THE REQUEST »
Give every line from the entries that contains "method".

[Stored data]
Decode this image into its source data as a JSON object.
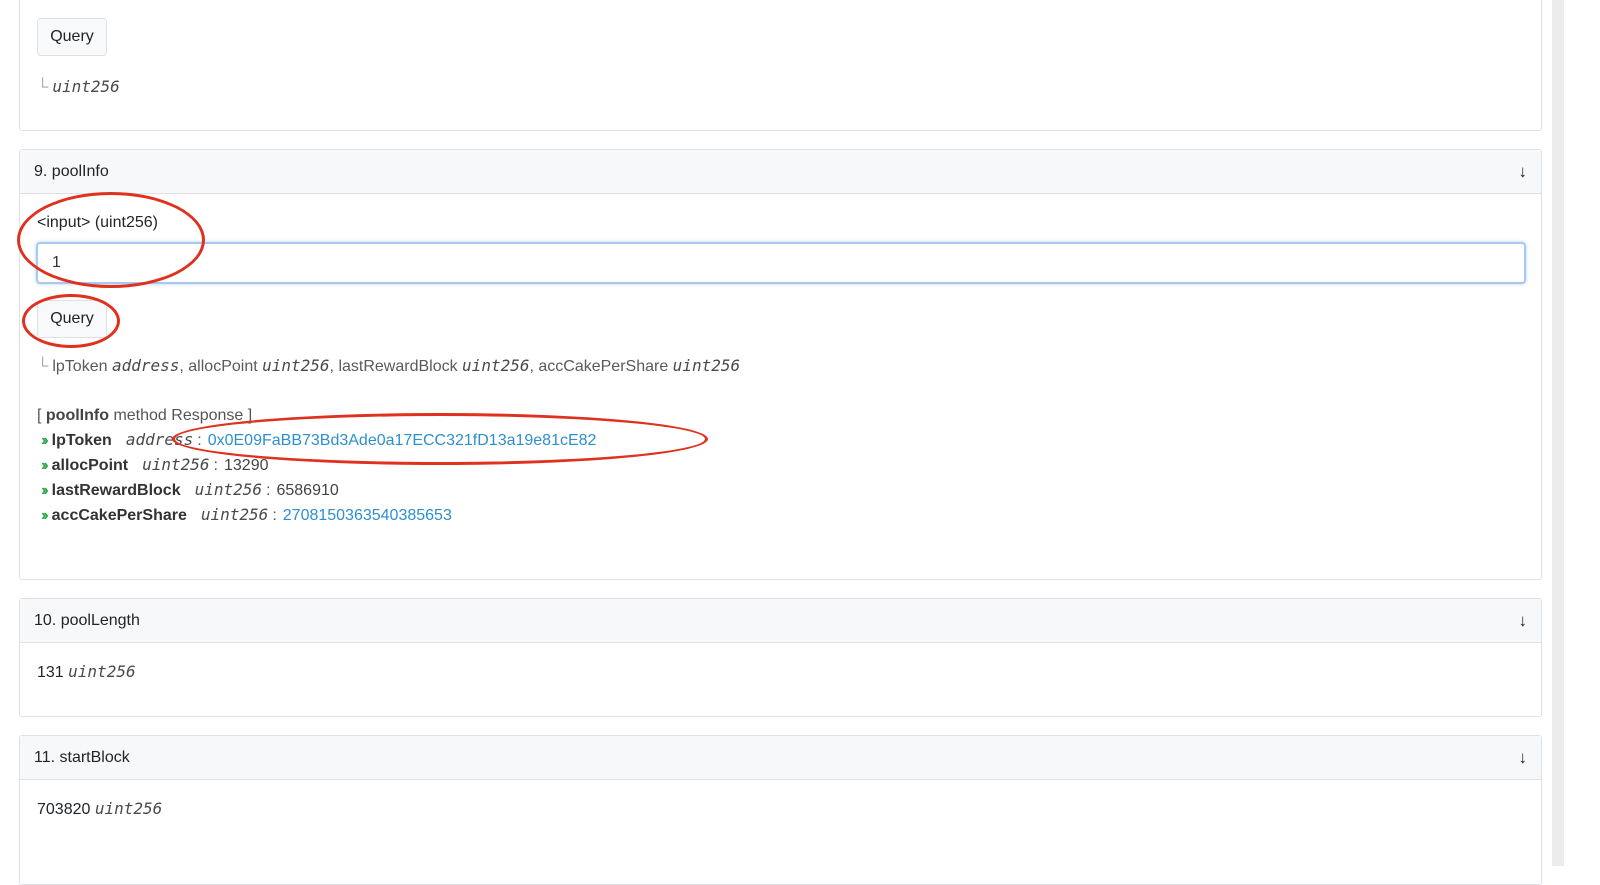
{
  "top_card": {
    "query_label": "Query",
    "return_type": "uint256"
  },
  "pool_info": {
    "header": "9. poolInfo",
    "input_label": "<input> (uint256)",
    "input_value": "1",
    "query_label": "Query",
    "returns": [
      {
        "name": "lpToken",
        "type": "address"
      },
      {
        "name": "allocPoint",
        "type": "uint256"
      },
      {
        "name": "lastRewardBlock",
        "type": "uint256"
      },
      {
        "name": "accCakePerShare",
        "type": "uint256"
      }
    ],
    "response": {
      "title_open": "[",
      "method": "poolInfo",
      "title_rest": "method Response ]",
      "rows": [
        {
          "name": "lpToken",
          "type": "address",
          "value": "0x0E09FaBB73Bd3Ade0a17ECC321fD13a19e81cE82",
          "is_link": true
        },
        {
          "name": "allocPoint",
          "type": "uint256",
          "value": "13290",
          "is_link": false
        },
        {
          "name": "lastRewardBlock",
          "type": "uint256",
          "value": "6586910",
          "is_link": false
        },
        {
          "name": "accCakePerShare",
          "type": "uint256",
          "value": "2708150363540385653",
          "is_link": true
        }
      ]
    }
  },
  "pool_length": {
    "header": "10. poolLength",
    "value": "131",
    "type": "uint256"
  },
  "start_block": {
    "header": "11. startBlock",
    "value": "703820",
    "type": "uint256"
  },
  "icons": {
    "collapse": "arrow-down-icon",
    "chevron": "double-chevron-right-icon"
  },
  "colors": {
    "annotation": "#e0301e",
    "link": "#2e8fcf",
    "chevron": "#28a745"
  }
}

EXERCISE ANSWER »
      "method": "poolInfo",
      "title_rest": "method Response ]",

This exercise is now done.